**Exercise instructions:**
Report every line of the records beneath this task that holds the string "Proportion".

(Figure collection entries)

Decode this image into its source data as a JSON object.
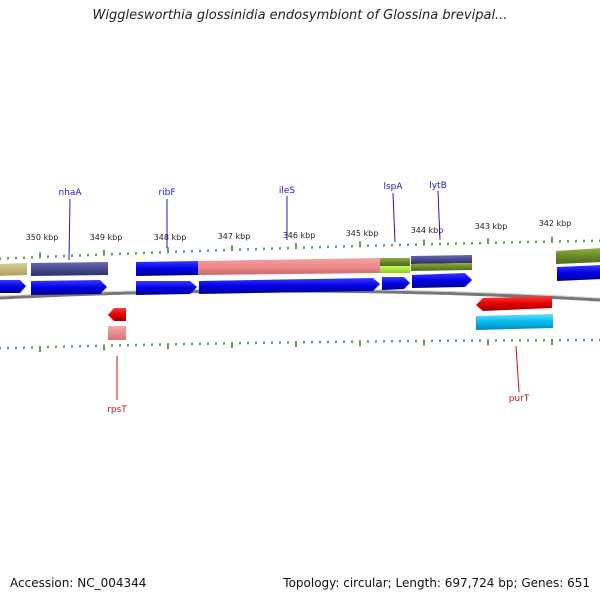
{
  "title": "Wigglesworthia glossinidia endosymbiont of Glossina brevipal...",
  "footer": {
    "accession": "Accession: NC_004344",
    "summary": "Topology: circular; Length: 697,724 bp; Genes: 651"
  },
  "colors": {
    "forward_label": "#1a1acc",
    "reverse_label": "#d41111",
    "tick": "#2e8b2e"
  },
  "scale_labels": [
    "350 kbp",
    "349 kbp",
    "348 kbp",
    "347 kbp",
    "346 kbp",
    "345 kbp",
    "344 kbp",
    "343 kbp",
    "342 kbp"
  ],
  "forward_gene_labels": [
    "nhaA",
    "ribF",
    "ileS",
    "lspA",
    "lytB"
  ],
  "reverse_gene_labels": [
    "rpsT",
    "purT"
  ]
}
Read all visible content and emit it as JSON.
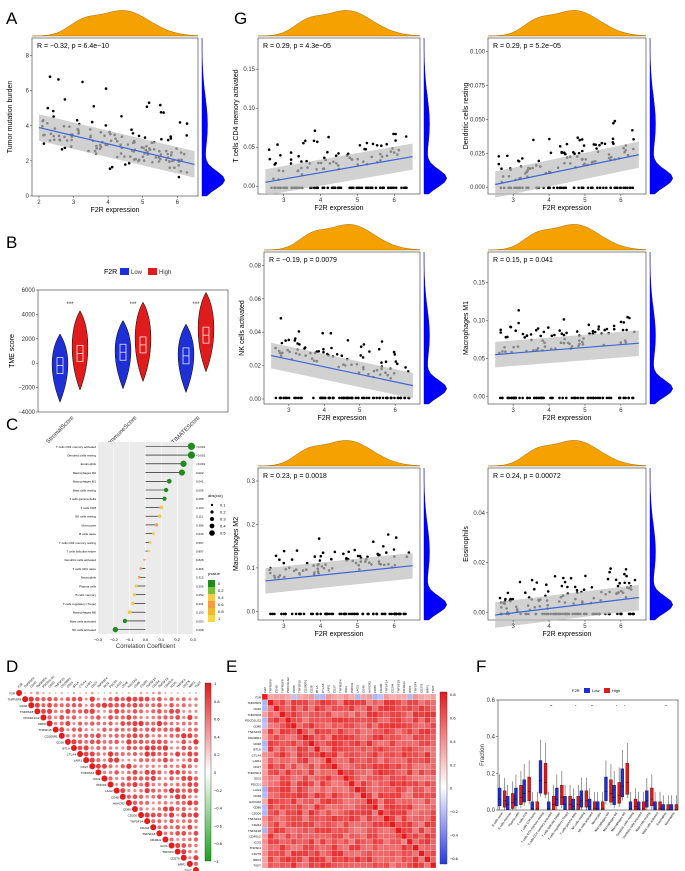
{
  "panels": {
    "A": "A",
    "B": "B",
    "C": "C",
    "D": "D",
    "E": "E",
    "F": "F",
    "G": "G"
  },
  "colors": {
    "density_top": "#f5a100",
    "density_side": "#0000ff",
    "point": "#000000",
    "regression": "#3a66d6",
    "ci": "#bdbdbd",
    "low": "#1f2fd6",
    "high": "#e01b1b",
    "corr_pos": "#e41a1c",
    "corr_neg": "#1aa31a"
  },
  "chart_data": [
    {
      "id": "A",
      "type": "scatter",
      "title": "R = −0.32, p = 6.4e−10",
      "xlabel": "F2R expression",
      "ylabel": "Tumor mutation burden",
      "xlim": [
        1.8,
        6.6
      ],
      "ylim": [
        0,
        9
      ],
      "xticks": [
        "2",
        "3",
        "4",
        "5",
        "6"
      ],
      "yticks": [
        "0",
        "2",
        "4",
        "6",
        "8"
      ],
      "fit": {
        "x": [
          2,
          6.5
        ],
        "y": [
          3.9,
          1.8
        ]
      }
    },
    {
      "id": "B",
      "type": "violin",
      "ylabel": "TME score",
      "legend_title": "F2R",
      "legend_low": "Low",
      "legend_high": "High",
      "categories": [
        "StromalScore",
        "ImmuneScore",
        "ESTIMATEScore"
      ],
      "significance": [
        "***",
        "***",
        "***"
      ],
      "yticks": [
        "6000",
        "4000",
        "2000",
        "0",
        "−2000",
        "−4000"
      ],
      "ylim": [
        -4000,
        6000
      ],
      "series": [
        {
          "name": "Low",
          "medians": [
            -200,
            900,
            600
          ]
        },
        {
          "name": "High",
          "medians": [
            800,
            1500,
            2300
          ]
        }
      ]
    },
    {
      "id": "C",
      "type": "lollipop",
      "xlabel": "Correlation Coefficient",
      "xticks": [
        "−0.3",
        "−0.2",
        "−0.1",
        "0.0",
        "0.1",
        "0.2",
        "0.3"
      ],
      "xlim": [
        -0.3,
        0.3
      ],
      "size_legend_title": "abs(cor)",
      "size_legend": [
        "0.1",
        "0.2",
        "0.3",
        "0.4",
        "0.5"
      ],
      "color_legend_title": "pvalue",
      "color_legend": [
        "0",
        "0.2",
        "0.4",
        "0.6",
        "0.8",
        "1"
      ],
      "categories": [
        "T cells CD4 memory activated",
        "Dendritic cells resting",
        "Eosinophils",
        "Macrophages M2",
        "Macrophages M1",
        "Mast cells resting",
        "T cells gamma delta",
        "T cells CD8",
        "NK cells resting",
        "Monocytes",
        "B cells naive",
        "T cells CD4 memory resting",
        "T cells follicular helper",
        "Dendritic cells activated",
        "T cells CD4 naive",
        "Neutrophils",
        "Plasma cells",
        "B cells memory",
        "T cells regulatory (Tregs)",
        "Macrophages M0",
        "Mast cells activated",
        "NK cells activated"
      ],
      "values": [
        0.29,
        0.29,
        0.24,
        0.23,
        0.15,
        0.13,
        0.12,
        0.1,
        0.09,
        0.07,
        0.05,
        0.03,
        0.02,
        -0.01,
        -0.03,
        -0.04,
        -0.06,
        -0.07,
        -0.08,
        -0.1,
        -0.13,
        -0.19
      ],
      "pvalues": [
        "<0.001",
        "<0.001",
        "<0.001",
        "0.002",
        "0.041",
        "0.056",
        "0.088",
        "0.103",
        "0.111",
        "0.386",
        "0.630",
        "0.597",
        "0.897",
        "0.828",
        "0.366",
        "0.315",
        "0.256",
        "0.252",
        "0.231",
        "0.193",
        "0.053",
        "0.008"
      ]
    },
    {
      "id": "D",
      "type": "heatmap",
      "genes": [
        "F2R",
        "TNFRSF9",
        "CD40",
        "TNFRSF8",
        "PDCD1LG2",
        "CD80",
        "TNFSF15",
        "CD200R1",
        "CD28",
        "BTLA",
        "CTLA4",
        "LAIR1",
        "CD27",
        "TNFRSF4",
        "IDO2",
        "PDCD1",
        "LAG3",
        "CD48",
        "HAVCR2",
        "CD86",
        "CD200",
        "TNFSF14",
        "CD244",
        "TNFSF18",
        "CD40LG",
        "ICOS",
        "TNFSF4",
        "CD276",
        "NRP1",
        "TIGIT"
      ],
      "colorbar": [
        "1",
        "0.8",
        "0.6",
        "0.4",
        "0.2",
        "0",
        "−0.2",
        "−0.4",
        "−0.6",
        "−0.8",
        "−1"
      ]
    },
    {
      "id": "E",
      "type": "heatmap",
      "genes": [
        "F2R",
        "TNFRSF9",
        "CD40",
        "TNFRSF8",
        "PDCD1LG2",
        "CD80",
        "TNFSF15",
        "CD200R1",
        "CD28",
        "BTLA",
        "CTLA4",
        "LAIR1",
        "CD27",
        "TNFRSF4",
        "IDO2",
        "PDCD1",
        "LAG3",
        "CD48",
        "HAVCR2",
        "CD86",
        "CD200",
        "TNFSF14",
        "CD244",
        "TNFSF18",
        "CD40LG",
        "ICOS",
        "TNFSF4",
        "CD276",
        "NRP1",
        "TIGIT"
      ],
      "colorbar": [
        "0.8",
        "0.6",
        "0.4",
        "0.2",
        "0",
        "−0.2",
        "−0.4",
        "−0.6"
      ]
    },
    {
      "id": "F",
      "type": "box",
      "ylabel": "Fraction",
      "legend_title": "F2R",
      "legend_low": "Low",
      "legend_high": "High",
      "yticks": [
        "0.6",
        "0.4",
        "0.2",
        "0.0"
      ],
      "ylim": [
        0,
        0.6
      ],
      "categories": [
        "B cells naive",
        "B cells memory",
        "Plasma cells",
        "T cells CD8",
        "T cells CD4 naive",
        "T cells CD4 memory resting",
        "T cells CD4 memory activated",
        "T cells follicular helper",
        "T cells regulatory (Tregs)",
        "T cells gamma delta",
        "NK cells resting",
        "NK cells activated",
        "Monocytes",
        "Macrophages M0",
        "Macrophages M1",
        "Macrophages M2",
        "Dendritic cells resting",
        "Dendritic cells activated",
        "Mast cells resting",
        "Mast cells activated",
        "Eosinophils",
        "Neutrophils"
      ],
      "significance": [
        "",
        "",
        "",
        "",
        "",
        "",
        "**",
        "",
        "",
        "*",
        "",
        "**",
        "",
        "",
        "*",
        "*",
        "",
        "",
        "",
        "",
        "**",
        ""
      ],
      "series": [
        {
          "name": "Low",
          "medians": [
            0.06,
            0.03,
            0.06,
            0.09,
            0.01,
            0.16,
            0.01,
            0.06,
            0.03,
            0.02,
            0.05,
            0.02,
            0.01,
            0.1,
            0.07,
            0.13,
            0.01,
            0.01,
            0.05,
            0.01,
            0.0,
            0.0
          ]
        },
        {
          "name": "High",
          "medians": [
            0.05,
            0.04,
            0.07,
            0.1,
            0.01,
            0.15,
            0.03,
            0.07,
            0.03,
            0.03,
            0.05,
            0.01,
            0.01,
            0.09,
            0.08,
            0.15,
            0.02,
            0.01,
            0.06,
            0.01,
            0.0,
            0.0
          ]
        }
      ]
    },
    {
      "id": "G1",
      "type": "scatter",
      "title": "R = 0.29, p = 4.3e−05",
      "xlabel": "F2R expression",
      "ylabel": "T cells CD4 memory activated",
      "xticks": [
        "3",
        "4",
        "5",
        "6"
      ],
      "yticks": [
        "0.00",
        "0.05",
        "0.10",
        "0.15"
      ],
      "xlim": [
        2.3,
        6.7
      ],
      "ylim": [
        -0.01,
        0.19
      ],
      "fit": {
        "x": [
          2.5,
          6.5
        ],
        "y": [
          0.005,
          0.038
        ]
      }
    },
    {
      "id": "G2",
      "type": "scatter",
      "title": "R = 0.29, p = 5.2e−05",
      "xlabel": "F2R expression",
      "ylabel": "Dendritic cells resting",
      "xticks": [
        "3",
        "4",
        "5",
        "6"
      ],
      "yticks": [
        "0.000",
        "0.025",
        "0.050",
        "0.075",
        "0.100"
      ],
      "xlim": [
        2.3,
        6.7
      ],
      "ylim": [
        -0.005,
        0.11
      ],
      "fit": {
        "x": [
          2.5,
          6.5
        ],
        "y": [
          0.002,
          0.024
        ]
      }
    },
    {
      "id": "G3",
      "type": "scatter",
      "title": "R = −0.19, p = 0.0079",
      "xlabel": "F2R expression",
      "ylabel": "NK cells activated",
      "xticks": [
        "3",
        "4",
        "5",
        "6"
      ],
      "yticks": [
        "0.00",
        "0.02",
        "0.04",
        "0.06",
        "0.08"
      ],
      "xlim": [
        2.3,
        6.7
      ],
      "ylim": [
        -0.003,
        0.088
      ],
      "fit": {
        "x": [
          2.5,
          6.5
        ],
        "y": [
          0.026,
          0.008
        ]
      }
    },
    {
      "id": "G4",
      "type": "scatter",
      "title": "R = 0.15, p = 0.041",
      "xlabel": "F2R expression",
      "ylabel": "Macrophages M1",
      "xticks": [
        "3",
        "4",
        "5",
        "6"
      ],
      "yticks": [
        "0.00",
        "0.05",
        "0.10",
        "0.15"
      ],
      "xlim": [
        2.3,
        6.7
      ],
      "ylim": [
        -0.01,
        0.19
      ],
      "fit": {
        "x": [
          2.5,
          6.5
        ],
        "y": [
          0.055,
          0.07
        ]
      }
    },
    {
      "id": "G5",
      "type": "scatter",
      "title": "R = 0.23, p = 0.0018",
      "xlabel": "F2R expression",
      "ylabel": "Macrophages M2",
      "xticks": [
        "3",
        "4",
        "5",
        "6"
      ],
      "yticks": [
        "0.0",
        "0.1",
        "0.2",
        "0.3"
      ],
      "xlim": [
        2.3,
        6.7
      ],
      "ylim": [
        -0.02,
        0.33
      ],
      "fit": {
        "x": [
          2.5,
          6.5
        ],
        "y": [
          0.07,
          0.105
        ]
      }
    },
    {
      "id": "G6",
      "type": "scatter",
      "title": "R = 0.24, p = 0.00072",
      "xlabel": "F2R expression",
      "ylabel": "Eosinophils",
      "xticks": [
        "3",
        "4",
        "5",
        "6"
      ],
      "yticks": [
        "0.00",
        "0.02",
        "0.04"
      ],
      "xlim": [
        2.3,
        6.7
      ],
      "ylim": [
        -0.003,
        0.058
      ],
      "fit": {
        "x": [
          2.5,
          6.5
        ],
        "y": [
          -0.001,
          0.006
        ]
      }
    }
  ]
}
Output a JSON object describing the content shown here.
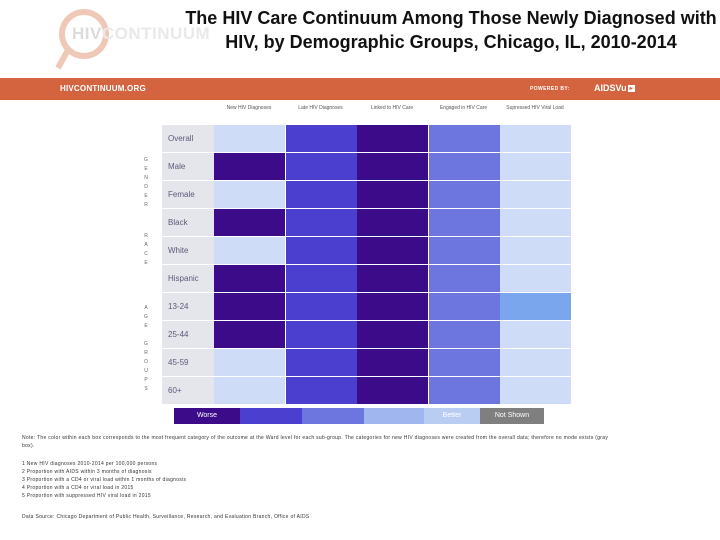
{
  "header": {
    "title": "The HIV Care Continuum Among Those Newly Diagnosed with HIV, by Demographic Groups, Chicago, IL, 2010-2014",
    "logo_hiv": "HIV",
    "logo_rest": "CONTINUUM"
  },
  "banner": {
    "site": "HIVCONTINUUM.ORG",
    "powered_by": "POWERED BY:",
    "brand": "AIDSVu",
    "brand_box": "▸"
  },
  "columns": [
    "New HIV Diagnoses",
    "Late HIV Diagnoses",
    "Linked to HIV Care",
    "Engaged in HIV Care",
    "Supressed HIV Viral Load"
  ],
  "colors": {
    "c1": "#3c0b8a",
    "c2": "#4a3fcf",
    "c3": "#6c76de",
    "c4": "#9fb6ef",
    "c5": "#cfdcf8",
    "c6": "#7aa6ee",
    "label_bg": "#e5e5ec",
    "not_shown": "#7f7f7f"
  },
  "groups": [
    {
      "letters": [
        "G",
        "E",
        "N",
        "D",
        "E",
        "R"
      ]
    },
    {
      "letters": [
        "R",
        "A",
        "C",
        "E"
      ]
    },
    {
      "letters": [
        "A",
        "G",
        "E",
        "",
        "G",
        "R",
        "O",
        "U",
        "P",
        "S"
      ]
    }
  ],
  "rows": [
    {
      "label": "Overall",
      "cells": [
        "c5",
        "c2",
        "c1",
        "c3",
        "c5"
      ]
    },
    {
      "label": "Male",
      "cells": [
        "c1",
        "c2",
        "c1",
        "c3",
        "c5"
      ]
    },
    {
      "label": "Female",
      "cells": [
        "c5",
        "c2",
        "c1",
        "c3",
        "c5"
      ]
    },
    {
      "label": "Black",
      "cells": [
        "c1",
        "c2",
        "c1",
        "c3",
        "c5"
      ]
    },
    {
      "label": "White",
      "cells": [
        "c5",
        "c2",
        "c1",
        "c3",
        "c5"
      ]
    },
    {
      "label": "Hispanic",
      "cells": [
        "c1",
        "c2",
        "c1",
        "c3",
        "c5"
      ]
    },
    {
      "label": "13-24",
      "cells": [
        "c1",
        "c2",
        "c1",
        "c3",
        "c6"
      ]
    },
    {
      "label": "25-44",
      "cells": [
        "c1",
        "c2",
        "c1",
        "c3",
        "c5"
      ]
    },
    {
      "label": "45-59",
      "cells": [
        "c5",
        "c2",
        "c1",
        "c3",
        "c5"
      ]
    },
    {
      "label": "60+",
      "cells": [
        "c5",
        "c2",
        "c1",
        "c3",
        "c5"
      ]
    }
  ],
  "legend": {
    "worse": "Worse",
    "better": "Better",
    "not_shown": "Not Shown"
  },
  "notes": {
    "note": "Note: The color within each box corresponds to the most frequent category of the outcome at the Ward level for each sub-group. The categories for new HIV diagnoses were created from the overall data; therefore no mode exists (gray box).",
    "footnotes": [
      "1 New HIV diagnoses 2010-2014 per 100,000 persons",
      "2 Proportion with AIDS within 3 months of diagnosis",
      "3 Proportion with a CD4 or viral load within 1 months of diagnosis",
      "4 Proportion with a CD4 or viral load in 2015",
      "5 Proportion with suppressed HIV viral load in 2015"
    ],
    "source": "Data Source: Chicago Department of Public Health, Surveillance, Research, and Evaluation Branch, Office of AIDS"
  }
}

**Answer area:**
      "2 Proportion with AIDS within 3 months of diagnosis",
      "3 Proportion with a CD4 or viral load within 1 months of diagnosis",
      "4 Proportion with a CD4 or viral load in 2015",
      "5 Proportion with suppressed HIV viral load in 2015"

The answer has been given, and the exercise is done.